Excerpted passage:
BEGIN
The simplest type of SmartModule is a filter, which can examine each record in a stream and decide whether to accept or reject it. All accepted records are delivered down the pipeline, and rejected records are discarded. SmartModule applied in consumers or sink connectors filter records after they are stored in a topic, and will not impact persistence - it simply means that records filtered out are not delivered to the consumer. However, SmartModule filters applied to source connectors discard packets before they are stored in the topic and should be used with care.

SmartModule Filter


SmartModule Maps are used to transform or edit each Record in a stream. We say that these SmartModules “map” each input record into a new output record by applying a function to the input data. This type of SmartModule may be used for many use-cases, such as:

  • Narrowing large records into a smaller subset of important fields
  • Scrubbing sensitive fields of data to be invisible to downstream consumers
  • Computing rich, derived fields from simple raw data
SmartModule Map


SmartModule FilterMaps are used to both transform and potentially filter records from a stream at the same time. This can be useful for a number of scenarios including working with data with nullable fields, or working with subsets of event data. In these cases, FilterMap allows us discard irrelevant data - such as records with null fields or event types that we don’t care about - while also performing meaningful work with relevant data - such as reformatting fields we’ve extracted or events we’ve gathered.

FilterMap functions work by returning an Option of a new record. To discard a record from the stream, return None. Otherwise, transform the record according to your needs and return it as Some(record).

SmartModule FilterMap


SmartModule ArrayMaps are used to break apart Records into smaller pieces. This can be very useful for working with your data at a fine granularity. Often, each record in a Topic may actually represent many data points, but we’d like to be able to analyze and manipulate those data points independently. ArrayMap allows us to dig in and break apart these composite records into the smaller units of data that we want to work with.

SmartModule ArrayMap


SmartModule Aggregates are functions that define how to combine each record in a stream with some accumulated value. In the functional programming world, this type of operation is also known as folding, since the function “folds” each new value into the accumulator.

SmartModule Aggregate
END
Data listing:
BEGIN
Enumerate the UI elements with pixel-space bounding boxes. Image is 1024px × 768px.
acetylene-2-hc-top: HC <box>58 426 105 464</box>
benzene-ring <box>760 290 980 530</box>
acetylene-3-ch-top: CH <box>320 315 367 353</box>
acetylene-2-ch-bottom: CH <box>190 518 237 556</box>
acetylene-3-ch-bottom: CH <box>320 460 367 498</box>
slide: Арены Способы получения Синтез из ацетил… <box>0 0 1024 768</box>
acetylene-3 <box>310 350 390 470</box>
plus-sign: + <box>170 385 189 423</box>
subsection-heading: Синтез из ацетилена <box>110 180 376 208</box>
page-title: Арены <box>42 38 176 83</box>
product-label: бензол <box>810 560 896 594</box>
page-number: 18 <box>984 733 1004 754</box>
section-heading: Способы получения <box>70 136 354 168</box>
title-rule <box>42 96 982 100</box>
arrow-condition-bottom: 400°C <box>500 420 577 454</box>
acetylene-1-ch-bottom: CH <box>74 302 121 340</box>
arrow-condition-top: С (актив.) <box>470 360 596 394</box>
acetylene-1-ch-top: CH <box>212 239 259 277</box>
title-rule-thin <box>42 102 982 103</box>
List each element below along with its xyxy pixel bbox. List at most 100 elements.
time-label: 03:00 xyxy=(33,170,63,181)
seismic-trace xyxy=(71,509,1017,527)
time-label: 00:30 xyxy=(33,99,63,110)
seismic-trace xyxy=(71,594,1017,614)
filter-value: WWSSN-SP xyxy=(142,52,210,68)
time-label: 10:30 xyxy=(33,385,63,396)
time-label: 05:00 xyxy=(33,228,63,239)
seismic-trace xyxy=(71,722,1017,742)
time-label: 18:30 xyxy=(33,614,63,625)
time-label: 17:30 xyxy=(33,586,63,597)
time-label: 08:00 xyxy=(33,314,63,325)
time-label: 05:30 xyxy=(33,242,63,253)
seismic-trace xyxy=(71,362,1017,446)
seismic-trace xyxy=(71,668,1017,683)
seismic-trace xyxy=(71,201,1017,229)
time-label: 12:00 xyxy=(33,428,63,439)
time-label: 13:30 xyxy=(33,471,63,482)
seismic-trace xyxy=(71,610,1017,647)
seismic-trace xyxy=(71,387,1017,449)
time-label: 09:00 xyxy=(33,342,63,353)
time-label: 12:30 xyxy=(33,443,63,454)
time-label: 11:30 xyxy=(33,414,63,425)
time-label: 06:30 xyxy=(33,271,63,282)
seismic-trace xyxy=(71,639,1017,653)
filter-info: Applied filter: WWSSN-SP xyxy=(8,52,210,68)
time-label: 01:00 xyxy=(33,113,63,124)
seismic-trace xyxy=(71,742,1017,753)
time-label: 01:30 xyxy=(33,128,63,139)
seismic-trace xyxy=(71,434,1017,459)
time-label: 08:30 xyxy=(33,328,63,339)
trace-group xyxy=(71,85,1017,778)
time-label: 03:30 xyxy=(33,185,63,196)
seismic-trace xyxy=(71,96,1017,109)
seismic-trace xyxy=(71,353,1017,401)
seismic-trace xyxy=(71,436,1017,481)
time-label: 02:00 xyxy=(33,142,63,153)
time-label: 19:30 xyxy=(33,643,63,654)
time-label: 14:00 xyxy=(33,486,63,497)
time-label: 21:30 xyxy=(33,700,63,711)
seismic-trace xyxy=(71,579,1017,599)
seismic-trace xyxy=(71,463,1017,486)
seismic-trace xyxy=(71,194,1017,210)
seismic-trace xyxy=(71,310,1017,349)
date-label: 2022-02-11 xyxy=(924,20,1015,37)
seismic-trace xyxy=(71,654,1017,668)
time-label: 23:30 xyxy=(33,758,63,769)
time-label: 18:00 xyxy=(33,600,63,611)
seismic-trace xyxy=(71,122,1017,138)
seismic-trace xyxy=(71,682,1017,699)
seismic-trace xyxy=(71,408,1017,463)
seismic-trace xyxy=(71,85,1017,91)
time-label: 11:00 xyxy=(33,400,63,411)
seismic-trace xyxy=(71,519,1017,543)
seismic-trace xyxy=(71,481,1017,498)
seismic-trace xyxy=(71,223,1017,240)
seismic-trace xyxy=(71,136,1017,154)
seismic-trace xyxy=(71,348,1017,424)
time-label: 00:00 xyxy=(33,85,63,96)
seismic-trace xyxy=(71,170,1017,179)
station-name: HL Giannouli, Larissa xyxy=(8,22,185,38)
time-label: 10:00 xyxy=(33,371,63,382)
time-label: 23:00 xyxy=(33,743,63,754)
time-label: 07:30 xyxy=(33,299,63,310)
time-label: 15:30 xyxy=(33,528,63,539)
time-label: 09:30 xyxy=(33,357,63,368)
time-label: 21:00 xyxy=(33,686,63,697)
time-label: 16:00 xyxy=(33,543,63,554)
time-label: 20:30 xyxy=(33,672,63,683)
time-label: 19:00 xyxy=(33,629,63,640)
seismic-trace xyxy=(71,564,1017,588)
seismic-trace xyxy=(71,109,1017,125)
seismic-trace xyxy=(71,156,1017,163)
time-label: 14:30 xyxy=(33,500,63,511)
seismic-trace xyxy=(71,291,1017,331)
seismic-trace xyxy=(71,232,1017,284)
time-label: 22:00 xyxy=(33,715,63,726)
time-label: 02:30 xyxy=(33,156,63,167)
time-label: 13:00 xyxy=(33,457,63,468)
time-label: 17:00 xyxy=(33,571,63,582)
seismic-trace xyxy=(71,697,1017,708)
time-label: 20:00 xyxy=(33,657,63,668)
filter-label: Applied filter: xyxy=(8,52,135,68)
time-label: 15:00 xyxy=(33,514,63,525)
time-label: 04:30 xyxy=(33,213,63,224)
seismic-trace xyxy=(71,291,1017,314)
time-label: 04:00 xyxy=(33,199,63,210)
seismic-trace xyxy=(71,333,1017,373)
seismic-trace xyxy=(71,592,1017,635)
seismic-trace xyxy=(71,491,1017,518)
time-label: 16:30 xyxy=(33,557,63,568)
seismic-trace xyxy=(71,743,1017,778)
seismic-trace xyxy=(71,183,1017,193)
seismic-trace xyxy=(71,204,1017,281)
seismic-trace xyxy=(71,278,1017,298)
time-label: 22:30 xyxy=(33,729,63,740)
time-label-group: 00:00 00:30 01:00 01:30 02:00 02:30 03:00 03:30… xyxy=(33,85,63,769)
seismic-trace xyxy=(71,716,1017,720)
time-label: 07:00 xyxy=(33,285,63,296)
END
Assigned task A:
Answer these questions using the SmartModule text, one per line:
(i) What happens to records that a filter rejects?
(ii) What does a FilterMap function return to discard a record from the stream?
(iii) In functional programming, what other name is used for the operation that SmartModule Aggregates perform?
Assigned task B: According to the SmartModule text, why should filters applied to source connectors be used with care? Answer in one to three sentences.
Assigned task C: Retype the part of the SmartModule text from "FilterMap functions work" up to and including "to work with.".

Expected output A:
(i) They are discarded.
(ii) It returns None.
(iii) Folding.

Expected output B: Filters applied to source connectors discard packets before the packets are stored in the topic. Filters applied in consumers or sink connectors, by contrast, act after records are stored and do not affect persistence.

Expected output C:
FilterMap functions work by returning an Option of a new record. To discard a record from the stream, return None. Otherwise, transform the record according to your needs and return it as Some(record).

SmartModule FilterMap


SmartModule ArrayMaps are used to break apart Records into smaller pieces. This can be very useful for working with your data at a fine granularity. Often, each record in a Topic may actually represent many data points, but we’d like to be able to analyze and manipulate those data points independently. ArrayMap allows us to dig in and break apart these composite records into the smaller units of data that we want to work with.